ITEMS
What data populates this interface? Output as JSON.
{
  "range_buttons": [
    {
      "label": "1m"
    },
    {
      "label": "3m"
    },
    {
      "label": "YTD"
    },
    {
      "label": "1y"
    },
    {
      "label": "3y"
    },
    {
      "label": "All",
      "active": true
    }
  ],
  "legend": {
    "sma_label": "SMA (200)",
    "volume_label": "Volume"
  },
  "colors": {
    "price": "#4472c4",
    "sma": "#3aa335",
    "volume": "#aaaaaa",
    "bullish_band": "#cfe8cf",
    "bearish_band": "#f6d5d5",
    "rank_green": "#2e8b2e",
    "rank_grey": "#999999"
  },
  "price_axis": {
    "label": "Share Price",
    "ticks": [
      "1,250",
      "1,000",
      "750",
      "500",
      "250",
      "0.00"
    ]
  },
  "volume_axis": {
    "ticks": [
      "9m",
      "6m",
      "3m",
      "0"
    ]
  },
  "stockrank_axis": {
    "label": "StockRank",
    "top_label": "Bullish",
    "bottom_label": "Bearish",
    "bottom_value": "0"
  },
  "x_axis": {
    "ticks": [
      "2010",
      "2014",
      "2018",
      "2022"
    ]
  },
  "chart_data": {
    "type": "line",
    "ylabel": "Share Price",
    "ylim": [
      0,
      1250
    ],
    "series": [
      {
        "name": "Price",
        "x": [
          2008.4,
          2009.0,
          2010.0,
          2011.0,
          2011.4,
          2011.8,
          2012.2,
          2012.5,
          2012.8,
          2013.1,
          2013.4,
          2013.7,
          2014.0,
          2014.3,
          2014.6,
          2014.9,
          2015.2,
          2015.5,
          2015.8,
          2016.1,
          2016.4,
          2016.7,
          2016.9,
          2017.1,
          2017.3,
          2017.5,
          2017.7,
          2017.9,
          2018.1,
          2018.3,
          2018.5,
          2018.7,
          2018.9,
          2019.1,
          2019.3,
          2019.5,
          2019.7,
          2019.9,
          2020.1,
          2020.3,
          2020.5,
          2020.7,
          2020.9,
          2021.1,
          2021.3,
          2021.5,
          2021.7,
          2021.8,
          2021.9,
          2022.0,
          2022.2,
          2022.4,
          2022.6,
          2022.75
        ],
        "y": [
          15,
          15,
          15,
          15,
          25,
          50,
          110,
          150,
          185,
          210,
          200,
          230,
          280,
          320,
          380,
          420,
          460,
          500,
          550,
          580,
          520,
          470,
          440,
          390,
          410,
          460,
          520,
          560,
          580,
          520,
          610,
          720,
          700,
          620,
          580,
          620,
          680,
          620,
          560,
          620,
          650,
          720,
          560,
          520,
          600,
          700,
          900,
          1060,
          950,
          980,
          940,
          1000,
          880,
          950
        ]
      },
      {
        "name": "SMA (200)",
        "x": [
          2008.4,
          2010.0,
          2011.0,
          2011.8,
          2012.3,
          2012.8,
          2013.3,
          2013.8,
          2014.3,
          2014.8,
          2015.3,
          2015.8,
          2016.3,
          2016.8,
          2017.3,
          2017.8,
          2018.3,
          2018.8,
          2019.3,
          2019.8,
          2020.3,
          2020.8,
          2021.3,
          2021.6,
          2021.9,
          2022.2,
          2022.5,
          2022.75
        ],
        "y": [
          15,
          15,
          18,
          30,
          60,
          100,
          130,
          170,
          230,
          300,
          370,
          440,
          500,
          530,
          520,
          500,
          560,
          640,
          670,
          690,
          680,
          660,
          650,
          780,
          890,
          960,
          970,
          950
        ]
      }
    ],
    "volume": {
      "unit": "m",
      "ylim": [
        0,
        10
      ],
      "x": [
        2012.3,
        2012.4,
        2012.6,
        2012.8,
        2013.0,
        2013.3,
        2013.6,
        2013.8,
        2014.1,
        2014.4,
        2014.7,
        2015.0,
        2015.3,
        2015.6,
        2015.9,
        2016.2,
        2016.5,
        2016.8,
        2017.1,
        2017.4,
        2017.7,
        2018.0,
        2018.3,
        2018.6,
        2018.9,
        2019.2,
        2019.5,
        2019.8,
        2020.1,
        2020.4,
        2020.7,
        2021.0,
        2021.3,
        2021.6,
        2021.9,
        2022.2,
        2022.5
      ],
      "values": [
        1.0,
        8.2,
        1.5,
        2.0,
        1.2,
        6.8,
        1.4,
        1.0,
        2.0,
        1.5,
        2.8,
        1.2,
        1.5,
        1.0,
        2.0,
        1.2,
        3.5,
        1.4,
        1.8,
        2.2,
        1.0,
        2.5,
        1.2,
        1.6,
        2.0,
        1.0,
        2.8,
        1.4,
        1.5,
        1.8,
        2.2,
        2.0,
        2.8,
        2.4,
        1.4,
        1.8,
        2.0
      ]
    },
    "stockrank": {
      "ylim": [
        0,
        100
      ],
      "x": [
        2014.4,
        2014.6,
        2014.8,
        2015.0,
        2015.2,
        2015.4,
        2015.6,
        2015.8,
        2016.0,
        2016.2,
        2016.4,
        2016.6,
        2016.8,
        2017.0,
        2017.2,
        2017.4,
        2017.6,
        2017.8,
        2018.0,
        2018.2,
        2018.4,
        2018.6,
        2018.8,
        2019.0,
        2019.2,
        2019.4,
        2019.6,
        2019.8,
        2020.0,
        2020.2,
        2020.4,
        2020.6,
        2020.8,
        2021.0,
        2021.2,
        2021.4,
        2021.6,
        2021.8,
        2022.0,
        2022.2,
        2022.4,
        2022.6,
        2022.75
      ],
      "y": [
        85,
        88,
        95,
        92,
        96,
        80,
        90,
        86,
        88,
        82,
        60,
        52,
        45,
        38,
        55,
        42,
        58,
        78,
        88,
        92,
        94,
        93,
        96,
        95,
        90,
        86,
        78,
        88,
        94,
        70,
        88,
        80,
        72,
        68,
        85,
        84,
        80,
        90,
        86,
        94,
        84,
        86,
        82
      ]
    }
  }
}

STATED EXERCISE
Copy each line that holds the word "Share".

TASK ANSWER
    "label": "Share Price",
    "ylabel": "Share Price",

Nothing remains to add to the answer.